▸ EXERCISE
Go to the line that contains "Read out every word on this page." and extract it along with every line after it, exactly, through the end of the data below.

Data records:
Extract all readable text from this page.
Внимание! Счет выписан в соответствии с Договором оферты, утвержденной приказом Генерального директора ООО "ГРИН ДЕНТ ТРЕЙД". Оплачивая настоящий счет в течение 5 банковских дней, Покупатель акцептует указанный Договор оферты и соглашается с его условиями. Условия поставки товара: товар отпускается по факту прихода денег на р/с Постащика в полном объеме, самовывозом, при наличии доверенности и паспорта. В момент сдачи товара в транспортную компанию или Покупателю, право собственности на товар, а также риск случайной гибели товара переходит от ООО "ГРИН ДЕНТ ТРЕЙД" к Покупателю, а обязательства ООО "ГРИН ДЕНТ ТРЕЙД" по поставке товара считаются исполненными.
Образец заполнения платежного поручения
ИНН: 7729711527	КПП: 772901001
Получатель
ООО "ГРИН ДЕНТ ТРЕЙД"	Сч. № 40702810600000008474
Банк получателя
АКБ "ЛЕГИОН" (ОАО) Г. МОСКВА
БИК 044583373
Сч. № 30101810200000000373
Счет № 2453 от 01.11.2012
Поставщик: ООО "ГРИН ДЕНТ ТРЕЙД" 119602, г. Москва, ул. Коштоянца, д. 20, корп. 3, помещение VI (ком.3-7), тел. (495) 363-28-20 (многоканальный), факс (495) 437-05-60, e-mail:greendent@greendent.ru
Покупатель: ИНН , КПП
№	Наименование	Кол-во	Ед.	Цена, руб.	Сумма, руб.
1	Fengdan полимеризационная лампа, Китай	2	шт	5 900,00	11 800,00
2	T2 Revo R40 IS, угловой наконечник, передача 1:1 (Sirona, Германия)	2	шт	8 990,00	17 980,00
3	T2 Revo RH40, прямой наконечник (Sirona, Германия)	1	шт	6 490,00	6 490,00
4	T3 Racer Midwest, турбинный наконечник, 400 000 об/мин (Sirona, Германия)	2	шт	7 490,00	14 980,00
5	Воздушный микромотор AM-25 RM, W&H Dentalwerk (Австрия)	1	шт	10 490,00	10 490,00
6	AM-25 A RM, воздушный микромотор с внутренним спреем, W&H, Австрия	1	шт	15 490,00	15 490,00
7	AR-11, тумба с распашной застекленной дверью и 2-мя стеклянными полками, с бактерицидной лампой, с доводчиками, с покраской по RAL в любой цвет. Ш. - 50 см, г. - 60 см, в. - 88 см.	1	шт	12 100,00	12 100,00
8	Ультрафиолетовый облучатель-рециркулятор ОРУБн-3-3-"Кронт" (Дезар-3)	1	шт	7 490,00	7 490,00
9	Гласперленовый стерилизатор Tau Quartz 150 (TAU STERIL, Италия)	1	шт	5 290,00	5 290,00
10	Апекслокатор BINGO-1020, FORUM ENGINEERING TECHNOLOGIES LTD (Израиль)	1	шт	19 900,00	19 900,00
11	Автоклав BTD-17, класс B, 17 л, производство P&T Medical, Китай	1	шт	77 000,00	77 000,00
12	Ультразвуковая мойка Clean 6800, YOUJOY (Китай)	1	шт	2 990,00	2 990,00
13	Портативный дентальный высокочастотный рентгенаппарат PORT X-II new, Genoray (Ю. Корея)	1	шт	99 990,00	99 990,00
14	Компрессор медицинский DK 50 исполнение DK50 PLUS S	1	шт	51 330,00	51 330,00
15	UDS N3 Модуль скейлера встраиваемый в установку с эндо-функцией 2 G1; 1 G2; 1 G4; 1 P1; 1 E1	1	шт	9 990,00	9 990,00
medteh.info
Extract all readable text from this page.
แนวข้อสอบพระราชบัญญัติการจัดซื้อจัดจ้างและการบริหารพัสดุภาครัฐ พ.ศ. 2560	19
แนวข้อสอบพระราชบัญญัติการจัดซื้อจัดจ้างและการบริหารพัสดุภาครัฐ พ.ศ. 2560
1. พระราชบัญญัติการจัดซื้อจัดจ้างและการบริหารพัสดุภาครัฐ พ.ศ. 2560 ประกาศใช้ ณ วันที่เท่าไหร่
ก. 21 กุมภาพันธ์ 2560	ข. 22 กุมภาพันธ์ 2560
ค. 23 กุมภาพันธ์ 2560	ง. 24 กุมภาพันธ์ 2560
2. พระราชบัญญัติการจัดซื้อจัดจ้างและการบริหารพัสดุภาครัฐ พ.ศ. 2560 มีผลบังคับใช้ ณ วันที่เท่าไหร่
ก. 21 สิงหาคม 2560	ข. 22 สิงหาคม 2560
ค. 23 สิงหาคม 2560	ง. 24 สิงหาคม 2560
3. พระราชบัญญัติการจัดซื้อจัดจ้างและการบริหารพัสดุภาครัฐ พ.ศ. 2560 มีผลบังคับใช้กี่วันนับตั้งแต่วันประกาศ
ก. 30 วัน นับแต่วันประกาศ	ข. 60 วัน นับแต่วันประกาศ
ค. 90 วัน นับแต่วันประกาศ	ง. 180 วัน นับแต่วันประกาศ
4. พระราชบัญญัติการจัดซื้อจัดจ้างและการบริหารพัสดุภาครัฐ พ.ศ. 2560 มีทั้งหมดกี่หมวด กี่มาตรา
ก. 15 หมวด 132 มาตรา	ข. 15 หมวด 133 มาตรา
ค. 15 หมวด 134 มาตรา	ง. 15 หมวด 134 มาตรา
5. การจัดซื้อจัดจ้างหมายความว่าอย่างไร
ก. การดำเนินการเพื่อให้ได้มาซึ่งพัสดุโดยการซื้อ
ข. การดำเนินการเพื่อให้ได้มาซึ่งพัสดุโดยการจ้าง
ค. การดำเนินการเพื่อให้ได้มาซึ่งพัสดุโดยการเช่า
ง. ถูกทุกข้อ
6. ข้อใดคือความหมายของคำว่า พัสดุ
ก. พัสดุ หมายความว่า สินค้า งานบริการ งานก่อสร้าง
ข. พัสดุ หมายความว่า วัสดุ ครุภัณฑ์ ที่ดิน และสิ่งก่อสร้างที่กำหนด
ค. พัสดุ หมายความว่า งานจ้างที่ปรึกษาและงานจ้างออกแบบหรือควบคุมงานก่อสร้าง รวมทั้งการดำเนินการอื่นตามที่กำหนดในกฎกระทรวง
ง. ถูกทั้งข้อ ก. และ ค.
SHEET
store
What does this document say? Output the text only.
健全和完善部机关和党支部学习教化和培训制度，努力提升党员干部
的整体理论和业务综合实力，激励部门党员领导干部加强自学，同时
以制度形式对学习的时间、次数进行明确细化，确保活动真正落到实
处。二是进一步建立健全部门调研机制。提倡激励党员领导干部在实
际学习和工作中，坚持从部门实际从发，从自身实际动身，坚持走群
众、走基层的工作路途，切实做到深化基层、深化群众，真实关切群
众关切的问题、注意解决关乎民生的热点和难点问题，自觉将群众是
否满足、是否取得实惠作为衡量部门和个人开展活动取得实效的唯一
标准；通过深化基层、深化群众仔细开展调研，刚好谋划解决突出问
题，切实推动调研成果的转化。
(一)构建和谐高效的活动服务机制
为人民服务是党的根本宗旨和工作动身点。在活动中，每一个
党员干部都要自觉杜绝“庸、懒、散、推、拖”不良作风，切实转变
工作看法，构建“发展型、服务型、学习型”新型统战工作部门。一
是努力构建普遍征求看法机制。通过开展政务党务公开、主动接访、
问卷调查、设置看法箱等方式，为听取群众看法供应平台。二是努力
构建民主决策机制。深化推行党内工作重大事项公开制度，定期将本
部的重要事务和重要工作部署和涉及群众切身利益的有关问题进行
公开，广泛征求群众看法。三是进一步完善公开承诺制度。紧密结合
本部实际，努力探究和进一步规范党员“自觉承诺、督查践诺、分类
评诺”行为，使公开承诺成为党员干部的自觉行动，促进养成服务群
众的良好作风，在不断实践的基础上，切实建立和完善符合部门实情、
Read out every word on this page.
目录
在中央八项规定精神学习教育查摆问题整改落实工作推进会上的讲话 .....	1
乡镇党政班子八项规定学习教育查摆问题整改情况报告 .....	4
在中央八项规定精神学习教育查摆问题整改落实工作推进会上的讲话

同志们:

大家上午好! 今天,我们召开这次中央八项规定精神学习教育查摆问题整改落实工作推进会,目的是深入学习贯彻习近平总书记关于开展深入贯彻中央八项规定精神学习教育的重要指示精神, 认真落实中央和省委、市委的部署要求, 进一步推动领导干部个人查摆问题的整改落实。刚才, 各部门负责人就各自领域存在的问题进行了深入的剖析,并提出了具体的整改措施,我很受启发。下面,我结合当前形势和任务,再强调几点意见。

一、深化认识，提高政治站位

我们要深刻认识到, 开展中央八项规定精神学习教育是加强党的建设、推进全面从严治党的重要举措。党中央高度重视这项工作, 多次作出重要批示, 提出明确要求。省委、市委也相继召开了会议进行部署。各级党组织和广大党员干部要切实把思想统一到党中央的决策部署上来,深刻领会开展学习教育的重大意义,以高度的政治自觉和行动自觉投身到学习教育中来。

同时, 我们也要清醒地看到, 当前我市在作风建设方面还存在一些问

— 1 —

▸ WRITTEN RESPONSE
Read out every word on this page.
目录
在中央八项规定精神学习教育查摆问题整改落实工作推进会上的讲话 .....	1
乡镇党政班子八项规定学习教育查摆问题整改情况报告 .....	4
在中央八项规定精神学习教育查摆问题整改落实工作推进会上的讲话

同志们:

大家上午好! 今天,我们召开这次中央八项规定精神学习教育查摆问题整改落实工作推进会,目的是深入学习贯彻习近平总书记关于开展深入贯彻中央八项规定精神学习教育的重要指示精神, 认真落实中央和省委、市委的部署要求, 进一步推动领导干部个人查摆问题的整改落实。刚才, 各部门负责人就各自领域存在的问题进行了深入的剖析,并提出了具体的整改措施,我很受启发。下面,我结合当前形势和任务,再强调几点意见。

一、深化认识，提高政治站位

我们要深刻认识到, 开展中央八项规定精神学习教育是加强党的建设、推进全面从严治党的重要举措。党中央高度重视这项工作, 多次作出重要批示, 提出明确要求。省委、市委也相继召开了会议进行部署。各级党组织和广大党员干部要切实把思想统一到党中央的决策部署上来,深刻领会开展学习教育的重大意义,以高度的政治自觉和行动自觉投身到学习教育中来。

同时, 我们也要清醒地看到, 当前我市在作风建设方面还存在一些问

— 1 —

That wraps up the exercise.